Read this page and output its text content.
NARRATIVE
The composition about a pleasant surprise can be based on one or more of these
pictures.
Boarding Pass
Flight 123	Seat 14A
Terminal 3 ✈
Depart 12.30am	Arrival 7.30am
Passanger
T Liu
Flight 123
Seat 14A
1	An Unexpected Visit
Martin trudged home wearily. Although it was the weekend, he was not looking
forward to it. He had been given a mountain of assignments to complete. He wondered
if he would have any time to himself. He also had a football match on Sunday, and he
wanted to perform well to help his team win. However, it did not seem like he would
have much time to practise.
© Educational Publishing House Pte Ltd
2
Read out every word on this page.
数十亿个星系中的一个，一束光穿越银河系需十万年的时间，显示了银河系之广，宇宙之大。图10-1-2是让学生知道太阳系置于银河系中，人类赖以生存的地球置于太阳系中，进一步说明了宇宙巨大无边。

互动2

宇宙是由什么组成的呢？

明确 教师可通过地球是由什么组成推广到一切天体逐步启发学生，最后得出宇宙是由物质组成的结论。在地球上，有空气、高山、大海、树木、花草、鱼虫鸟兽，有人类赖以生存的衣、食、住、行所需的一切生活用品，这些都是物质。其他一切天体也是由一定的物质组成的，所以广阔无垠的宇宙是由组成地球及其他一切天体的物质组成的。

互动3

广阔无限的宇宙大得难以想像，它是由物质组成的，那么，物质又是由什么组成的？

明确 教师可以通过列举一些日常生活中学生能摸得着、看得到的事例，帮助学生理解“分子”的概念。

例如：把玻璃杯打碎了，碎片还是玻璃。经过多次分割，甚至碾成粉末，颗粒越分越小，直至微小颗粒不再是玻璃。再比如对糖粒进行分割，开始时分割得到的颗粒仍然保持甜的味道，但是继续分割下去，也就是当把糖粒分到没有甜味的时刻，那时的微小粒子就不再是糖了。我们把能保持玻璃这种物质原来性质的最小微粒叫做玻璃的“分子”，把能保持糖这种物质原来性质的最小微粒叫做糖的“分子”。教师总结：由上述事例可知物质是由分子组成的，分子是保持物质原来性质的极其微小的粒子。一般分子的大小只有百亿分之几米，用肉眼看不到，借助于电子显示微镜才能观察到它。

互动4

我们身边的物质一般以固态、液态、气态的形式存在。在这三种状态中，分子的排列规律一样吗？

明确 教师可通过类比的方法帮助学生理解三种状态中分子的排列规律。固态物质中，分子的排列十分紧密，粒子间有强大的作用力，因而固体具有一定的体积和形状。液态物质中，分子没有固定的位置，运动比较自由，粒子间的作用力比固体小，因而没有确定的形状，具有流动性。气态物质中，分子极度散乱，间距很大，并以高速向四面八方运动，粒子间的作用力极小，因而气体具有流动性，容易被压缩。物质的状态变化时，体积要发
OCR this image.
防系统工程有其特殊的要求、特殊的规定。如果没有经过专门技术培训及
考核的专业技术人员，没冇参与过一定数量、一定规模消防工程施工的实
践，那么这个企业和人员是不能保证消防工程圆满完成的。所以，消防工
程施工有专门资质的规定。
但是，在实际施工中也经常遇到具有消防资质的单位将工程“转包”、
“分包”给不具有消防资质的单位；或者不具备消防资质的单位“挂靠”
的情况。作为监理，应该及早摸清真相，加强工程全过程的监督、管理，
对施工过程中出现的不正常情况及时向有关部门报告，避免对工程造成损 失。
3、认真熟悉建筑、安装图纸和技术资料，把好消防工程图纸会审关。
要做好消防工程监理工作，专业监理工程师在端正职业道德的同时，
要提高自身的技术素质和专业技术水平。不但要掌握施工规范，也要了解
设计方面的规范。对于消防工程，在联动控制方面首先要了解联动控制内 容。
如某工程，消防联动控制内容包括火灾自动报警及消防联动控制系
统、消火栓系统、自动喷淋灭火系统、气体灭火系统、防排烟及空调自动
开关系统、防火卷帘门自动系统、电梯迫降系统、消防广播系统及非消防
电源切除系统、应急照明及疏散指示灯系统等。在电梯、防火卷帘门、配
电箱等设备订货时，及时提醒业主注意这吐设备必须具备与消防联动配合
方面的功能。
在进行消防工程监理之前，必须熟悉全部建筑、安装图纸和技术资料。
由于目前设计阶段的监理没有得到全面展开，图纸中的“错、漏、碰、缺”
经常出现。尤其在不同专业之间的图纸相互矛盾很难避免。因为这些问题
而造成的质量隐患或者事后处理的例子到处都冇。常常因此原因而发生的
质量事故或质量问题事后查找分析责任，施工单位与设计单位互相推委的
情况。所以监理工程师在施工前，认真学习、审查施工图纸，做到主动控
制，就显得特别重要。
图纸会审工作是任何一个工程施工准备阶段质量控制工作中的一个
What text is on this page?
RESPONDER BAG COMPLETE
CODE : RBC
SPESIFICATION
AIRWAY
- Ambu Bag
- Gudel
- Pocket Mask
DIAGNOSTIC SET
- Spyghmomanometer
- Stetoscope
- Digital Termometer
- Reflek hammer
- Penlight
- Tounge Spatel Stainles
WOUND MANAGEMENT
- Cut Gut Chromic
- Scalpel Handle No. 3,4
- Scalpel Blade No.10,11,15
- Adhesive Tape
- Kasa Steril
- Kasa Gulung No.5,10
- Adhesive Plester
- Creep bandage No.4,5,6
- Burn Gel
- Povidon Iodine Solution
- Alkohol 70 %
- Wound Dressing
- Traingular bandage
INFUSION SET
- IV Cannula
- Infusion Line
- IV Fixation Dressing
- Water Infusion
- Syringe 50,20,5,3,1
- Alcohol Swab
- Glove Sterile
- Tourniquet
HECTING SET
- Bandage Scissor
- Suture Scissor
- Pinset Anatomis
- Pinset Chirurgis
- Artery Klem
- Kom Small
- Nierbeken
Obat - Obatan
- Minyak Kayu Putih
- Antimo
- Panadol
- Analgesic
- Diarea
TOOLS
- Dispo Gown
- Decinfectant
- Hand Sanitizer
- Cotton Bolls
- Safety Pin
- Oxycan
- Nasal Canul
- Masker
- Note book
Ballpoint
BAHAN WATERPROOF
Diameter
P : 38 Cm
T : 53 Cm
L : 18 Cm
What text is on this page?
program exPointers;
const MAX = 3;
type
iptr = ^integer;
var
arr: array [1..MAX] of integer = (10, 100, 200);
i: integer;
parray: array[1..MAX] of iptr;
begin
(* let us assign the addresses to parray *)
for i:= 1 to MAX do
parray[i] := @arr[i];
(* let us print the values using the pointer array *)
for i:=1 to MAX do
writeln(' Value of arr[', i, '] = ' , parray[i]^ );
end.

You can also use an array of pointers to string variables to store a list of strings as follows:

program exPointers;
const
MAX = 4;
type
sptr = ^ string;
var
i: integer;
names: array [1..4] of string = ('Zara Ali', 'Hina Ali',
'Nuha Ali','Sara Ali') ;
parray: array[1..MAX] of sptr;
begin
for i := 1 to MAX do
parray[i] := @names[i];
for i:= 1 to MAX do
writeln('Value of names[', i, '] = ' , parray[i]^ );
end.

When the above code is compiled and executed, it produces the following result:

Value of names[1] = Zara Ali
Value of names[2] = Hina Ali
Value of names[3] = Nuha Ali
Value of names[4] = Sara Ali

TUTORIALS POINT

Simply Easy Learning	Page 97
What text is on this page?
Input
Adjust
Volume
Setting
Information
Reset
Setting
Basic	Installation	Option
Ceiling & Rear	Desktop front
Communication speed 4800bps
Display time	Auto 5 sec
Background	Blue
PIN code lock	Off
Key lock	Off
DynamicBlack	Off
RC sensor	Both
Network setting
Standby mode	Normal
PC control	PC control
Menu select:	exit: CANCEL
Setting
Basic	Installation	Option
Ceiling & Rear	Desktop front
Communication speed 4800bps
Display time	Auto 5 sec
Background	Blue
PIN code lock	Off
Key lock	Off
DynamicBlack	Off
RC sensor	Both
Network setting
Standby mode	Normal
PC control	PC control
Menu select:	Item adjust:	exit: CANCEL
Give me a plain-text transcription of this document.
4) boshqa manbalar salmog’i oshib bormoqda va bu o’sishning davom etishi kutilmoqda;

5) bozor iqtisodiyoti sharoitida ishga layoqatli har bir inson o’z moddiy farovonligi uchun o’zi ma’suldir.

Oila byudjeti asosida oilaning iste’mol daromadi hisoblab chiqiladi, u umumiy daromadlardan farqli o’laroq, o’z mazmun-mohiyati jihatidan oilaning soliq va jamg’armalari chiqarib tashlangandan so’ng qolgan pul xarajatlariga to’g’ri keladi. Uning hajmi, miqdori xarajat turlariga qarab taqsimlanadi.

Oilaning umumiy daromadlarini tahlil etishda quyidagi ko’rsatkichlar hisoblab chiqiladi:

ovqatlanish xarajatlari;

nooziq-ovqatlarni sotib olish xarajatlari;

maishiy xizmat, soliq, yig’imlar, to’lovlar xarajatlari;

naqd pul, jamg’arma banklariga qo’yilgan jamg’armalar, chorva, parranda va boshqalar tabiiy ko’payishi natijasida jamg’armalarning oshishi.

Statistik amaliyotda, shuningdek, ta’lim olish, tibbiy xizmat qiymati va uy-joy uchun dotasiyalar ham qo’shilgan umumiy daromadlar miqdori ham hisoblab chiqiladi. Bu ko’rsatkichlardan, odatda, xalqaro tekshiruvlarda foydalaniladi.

========================================

**What to do**.
Copy each line in the data that holds the word "miqdori".

**Answer to this problem**.
Oila byudjeti asosida oilaning iste’mol daromadi hisoblab chiqiladi, u umumiy daromadlardan farqli o’laroq, o’z mazmun-mohiyati jihatidan oilaning soliq va jamg’armalari chiqarib tashlangandan so’ng qolgan pul xarajatlariga to’g’ri keladi. Uning hajmi, miqdori xarajat turlariga qarab taqsimlanadi.
Statistik amaliyotda, shuningdek, ta’lim olish, tibbiy xizmat qiymati va uy-joy uchun dotasiyalar ham qo’shilgan umumiy daromadlar miqdori ham hisoblab chiqiladi. Bu ko’rsatkichlardan, odatda, xalqaro tekshiruvlarda foydalaniladi.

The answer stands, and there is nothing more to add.